--- RECORDED DATA ---
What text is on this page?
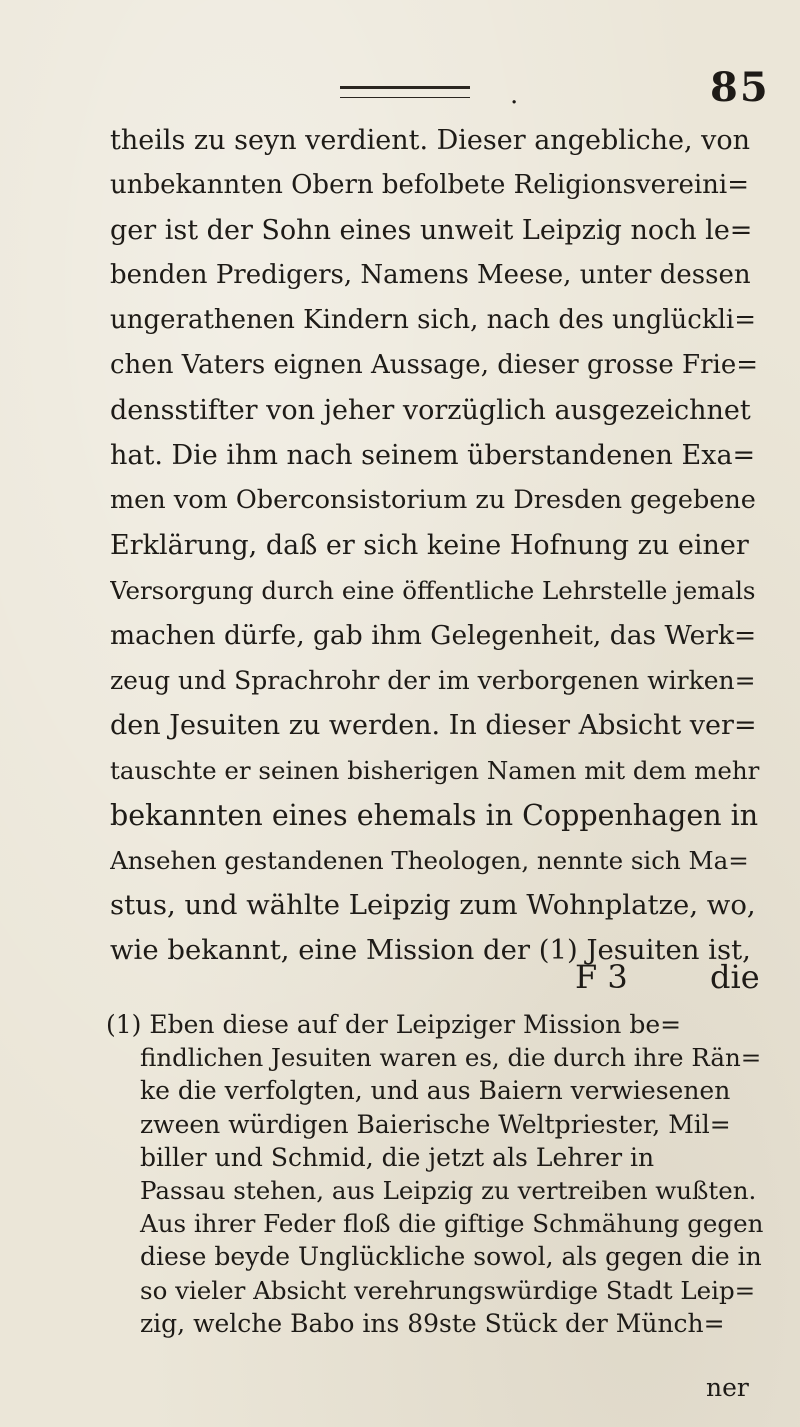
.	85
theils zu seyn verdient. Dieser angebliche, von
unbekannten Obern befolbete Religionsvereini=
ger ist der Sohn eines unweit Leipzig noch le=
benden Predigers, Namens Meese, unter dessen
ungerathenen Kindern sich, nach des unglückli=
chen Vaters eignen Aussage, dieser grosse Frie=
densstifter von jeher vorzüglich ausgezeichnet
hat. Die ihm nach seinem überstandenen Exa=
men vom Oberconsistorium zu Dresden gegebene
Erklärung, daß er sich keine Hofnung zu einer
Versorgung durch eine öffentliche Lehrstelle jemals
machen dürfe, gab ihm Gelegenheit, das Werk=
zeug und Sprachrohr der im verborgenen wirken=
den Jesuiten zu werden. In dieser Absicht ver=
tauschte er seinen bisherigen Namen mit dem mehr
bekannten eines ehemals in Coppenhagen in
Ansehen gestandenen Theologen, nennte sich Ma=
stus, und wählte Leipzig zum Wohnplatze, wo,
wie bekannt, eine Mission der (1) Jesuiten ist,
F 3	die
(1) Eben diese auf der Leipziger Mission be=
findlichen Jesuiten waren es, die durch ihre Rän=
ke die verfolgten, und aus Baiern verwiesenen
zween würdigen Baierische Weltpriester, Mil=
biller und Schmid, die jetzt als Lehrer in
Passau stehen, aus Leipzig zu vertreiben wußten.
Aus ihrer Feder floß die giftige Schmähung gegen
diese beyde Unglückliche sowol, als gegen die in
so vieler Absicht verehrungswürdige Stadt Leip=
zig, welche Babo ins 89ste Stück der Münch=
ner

--- TASK TO COMPLETE ---
Retype everything in the material word for word, minus pictures.

--- SOLVED EXERCISE ---
What text is on this page?
.	85
theils zu seyn verdient. Dieser angebliche, von
unbekannten Obern befolbete Religionsvereini=
ger ist der Sohn eines unweit Leipzig noch le=
benden Predigers, Namens Meese, unter dessen
ungerathenen Kindern sich, nach des unglückli=
chen Vaters eignen Aussage, dieser grosse Frie=
densstifter von jeher vorzüglich ausgezeichnet
hat. Die ihm nach seinem überstandenen Exa=
men vom Oberconsistorium zu Dresden gegebene
Erklärung, daß er sich keine Hofnung zu einer
Versorgung durch eine öffentliche Lehrstelle jemals
machen dürfe, gab ihm Gelegenheit, das Werk=
zeug und Sprachrohr der im verborgenen wirken=
den Jesuiten zu werden. In dieser Absicht ver=
tauschte er seinen bisherigen Namen mit dem mehr
bekannten eines ehemals in Coppenhagen in
Ansehen gestandenen Theologen, nennte sich Ma=
stus, und wählte Leipzig zum Wohnplatze, wo,
wie bekannt, eine Mission der (1) Jesuiten ist,
F 3	die
(1) Eben diese auf der Leipziger Mission be=
findlichen Jesuiten waren es, die durch ihre Rän=
ke die verfolgten, und aus Baiern verwiesenen
zween würdigen Baierische Weltpriester, Mil=
biller und Schmid, die jetzt als Lehrer in
Passau stehen, aus Leipzig zu vertreiben wußten.
Aus ihrer Feder floß die giftige Schmähung gegen
diese beyde Unglückliche sowol, als gegen die in
so vieler Absicht verehrungswürdige Stadt Leip=
zig, welche Babo ins 89ste Stück der Münch=
ner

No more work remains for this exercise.